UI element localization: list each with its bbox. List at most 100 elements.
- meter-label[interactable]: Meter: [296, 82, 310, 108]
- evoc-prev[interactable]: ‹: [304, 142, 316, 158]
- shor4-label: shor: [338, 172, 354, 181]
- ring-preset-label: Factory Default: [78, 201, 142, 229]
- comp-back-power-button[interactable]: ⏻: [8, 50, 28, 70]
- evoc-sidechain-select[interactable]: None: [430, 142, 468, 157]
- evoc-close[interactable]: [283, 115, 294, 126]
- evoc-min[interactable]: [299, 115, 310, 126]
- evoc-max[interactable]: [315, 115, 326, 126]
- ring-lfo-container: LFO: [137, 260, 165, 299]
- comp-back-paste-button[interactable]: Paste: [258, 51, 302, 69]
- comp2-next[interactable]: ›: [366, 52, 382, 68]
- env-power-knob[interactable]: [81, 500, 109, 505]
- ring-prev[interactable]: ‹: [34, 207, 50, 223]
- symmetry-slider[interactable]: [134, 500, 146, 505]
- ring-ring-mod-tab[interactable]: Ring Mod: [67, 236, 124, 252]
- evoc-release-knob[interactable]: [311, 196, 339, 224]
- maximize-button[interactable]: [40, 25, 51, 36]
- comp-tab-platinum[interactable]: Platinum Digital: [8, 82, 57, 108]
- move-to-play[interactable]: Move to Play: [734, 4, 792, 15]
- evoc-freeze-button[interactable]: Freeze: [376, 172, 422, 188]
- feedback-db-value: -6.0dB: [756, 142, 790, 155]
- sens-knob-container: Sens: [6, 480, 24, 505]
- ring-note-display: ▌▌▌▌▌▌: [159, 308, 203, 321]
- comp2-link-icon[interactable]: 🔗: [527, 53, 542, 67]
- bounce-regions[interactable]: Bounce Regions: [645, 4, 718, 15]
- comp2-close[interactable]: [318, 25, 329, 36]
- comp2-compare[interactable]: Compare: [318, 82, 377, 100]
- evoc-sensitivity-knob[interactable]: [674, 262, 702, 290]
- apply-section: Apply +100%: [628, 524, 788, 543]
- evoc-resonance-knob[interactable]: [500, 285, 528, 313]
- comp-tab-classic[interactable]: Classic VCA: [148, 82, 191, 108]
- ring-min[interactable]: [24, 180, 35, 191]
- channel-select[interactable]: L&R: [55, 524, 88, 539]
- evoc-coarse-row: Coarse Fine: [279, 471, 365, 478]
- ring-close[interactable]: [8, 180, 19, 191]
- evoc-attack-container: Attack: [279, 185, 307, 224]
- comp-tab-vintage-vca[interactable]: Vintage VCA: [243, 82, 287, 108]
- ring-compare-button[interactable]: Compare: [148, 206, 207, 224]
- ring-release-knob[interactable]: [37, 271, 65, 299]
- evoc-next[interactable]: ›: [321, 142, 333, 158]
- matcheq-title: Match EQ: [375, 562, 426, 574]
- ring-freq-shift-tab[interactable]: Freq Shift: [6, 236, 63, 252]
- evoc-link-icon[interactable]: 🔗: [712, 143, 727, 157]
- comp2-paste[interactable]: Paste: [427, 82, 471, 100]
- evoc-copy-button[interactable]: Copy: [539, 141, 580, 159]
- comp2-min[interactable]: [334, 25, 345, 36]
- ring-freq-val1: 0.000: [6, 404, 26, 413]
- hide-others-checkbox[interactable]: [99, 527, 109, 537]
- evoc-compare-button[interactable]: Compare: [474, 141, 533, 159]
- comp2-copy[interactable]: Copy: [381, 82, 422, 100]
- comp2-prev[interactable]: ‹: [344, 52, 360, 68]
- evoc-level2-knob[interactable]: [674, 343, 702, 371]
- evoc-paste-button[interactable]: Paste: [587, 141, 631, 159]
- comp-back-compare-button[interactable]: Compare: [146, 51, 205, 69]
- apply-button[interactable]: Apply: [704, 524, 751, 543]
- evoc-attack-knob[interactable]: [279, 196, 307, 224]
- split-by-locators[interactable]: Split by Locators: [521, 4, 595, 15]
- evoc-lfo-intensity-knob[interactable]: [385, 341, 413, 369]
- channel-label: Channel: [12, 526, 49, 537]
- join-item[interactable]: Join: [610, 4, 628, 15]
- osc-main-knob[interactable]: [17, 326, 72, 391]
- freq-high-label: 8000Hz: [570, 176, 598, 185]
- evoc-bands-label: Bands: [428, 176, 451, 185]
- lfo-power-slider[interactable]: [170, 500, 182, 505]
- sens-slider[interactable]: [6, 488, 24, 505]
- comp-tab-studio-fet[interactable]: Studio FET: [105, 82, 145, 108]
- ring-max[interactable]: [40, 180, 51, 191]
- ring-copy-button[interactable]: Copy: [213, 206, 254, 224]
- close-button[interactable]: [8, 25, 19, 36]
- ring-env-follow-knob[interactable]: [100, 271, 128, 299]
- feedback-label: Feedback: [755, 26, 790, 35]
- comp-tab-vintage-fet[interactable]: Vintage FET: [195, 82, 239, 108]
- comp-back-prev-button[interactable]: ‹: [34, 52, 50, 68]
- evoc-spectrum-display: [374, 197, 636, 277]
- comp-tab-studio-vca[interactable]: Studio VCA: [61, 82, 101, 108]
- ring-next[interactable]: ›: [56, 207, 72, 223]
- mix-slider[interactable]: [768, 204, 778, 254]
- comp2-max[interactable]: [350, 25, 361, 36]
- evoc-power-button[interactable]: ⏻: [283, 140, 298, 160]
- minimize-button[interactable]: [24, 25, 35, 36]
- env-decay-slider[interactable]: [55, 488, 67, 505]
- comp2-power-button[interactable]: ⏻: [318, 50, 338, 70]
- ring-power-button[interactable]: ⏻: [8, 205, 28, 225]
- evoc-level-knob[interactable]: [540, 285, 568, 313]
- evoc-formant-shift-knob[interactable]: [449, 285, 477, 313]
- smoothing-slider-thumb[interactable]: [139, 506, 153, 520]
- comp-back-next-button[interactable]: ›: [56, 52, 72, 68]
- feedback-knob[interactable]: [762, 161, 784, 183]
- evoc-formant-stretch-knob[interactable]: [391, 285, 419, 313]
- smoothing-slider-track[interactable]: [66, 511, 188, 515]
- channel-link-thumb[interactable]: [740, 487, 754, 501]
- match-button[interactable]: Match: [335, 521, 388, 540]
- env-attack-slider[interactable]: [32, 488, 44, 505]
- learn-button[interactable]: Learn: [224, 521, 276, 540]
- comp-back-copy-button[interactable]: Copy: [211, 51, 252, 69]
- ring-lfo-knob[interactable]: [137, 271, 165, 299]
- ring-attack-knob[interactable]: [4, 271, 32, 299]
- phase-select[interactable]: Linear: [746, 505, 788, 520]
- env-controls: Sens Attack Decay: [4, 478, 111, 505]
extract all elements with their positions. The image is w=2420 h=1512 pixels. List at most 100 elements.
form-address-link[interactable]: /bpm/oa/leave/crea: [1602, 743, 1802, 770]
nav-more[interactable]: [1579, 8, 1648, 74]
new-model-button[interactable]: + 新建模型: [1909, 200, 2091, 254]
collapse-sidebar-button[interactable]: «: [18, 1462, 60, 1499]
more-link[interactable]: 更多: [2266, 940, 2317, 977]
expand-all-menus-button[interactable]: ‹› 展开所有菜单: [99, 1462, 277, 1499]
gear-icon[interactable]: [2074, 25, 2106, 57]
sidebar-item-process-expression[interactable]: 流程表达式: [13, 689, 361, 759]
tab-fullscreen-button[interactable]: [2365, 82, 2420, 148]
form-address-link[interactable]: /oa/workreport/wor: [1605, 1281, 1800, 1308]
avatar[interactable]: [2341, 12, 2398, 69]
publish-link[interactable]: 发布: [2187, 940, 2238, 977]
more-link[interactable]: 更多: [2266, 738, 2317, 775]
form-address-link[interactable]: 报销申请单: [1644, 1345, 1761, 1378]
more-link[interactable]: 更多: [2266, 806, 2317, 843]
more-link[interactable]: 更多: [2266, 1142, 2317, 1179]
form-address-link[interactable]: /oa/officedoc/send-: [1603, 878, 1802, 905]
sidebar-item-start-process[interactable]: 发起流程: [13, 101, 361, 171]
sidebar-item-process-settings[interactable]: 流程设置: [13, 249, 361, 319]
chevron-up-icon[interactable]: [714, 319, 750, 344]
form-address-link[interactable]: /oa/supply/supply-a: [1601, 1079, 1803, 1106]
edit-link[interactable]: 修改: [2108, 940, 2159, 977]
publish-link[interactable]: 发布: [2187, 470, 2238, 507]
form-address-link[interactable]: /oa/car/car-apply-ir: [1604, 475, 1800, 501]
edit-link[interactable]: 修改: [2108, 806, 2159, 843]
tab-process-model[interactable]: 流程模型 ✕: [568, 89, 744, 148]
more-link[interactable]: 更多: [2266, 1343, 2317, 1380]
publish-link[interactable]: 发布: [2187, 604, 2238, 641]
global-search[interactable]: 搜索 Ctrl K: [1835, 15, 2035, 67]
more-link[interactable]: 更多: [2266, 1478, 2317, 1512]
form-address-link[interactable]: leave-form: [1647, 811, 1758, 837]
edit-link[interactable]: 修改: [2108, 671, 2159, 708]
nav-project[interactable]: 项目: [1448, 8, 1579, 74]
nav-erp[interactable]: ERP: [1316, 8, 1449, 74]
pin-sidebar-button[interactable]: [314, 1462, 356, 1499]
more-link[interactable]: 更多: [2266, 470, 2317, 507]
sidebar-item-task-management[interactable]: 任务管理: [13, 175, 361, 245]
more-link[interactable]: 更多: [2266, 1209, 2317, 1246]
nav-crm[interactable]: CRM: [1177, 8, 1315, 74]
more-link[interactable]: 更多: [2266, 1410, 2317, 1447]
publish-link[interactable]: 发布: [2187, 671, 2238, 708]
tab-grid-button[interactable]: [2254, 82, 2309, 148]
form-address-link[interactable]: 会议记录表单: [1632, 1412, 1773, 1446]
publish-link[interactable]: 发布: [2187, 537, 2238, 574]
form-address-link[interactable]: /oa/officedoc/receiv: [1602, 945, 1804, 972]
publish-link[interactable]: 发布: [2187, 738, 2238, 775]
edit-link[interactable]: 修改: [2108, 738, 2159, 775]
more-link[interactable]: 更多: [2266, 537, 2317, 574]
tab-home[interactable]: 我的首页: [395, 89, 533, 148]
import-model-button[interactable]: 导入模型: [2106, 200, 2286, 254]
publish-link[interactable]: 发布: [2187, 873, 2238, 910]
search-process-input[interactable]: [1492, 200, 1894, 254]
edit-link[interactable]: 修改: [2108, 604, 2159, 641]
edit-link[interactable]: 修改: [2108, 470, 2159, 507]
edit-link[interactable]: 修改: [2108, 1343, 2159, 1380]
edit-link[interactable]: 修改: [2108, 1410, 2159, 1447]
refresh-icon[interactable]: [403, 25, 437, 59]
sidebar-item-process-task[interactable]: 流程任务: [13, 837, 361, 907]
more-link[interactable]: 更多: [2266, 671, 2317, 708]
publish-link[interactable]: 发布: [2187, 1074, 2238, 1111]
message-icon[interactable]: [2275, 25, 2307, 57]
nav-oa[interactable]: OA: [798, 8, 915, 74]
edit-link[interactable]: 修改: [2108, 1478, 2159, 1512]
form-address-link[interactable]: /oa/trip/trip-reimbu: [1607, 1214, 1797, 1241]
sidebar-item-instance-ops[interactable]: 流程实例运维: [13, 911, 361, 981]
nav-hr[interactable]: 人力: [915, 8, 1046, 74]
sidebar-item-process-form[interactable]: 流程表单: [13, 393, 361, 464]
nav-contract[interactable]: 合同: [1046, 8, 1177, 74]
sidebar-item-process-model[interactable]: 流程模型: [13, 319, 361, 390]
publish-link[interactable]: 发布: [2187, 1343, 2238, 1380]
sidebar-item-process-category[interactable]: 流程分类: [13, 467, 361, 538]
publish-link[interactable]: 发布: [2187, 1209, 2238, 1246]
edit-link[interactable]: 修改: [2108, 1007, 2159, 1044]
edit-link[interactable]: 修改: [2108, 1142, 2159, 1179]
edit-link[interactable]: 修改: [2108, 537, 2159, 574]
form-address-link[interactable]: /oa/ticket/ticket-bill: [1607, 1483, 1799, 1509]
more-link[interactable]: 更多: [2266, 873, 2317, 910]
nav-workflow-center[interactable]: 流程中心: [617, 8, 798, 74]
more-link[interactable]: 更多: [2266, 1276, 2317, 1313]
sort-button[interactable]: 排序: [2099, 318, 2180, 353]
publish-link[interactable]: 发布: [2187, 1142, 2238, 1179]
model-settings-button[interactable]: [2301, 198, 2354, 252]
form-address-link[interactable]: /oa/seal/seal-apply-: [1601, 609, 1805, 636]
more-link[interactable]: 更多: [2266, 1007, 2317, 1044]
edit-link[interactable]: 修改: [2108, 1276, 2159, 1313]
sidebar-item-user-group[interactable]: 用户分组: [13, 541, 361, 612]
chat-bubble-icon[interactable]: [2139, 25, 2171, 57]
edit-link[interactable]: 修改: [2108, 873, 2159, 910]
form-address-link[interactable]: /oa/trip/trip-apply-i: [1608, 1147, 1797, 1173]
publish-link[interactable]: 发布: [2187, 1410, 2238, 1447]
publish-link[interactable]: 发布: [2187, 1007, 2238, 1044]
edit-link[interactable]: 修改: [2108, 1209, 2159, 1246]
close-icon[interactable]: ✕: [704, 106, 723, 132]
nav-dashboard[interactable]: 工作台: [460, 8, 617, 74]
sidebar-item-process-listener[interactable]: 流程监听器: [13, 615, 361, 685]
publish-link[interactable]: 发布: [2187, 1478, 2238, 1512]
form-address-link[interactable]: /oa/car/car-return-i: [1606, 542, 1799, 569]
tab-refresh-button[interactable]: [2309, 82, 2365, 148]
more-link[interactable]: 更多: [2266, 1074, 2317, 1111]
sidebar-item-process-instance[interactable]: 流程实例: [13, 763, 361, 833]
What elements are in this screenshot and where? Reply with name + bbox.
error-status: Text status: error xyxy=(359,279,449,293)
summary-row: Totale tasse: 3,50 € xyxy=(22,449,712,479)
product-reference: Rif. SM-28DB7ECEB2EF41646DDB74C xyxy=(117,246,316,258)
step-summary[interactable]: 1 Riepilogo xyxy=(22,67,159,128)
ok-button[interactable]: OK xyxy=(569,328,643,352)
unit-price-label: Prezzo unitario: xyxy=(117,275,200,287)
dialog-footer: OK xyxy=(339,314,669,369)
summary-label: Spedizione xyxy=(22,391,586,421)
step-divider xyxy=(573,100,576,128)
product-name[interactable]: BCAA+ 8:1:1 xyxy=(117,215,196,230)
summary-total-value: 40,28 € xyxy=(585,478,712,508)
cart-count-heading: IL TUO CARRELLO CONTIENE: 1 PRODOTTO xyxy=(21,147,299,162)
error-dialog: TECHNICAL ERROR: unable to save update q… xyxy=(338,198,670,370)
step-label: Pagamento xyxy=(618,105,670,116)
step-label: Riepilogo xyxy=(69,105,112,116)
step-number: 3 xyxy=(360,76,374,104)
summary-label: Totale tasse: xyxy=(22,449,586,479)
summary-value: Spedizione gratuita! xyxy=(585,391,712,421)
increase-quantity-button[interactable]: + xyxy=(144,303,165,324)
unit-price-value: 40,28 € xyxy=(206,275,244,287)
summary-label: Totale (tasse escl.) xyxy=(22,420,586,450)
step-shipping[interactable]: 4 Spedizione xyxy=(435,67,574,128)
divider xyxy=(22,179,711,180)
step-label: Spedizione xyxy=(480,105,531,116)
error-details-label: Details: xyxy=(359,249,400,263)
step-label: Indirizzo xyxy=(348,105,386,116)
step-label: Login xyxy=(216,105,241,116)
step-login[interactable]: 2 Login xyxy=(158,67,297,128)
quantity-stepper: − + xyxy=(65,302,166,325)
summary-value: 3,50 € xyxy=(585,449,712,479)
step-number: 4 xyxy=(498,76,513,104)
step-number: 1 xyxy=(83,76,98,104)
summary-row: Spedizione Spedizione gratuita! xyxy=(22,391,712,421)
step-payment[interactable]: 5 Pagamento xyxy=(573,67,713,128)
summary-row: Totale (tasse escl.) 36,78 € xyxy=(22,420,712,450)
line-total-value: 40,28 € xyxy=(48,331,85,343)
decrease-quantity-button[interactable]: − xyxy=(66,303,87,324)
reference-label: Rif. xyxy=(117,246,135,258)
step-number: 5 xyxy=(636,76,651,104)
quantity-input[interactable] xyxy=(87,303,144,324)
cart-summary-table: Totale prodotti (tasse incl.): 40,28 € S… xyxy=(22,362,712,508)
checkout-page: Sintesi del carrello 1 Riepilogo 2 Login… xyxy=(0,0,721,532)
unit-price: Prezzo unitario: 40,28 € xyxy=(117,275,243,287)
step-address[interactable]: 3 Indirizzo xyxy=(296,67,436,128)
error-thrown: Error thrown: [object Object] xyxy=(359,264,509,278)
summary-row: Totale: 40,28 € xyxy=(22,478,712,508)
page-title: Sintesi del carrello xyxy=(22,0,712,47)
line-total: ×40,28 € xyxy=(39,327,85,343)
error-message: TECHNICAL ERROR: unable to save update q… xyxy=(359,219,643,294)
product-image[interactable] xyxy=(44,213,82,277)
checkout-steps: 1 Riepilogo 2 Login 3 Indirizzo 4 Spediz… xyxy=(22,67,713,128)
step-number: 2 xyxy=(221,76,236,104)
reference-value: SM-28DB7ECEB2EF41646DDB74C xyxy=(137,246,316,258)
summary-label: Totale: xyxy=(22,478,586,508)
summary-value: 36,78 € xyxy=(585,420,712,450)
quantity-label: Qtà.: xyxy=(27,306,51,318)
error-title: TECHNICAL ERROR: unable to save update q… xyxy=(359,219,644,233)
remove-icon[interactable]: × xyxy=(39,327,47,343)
^^^^^^^^
▸ The task: Please repeat the items from the start through the line that contains "142, 468, 157]", including that line.

▸ Result for this exercise:
UI element localization: list each with its bbox. List at most 100 elements.
- meter-label[interactable]: Meter: [296, 82, 310, 108]
- evoc-prev[interactable]: ‹: [304, 142, 316, 158]
- shor4-label: shor: [338, 172, 354, 181]
- ring-preset-label: Factory Default: [78, 201, 142, 229]
- comp-back-power-button[interactable]: ⏻: [8, 50, 28, 70]
- evoc-sidechain-select[interactable]: None: [430, 142, 468, 157]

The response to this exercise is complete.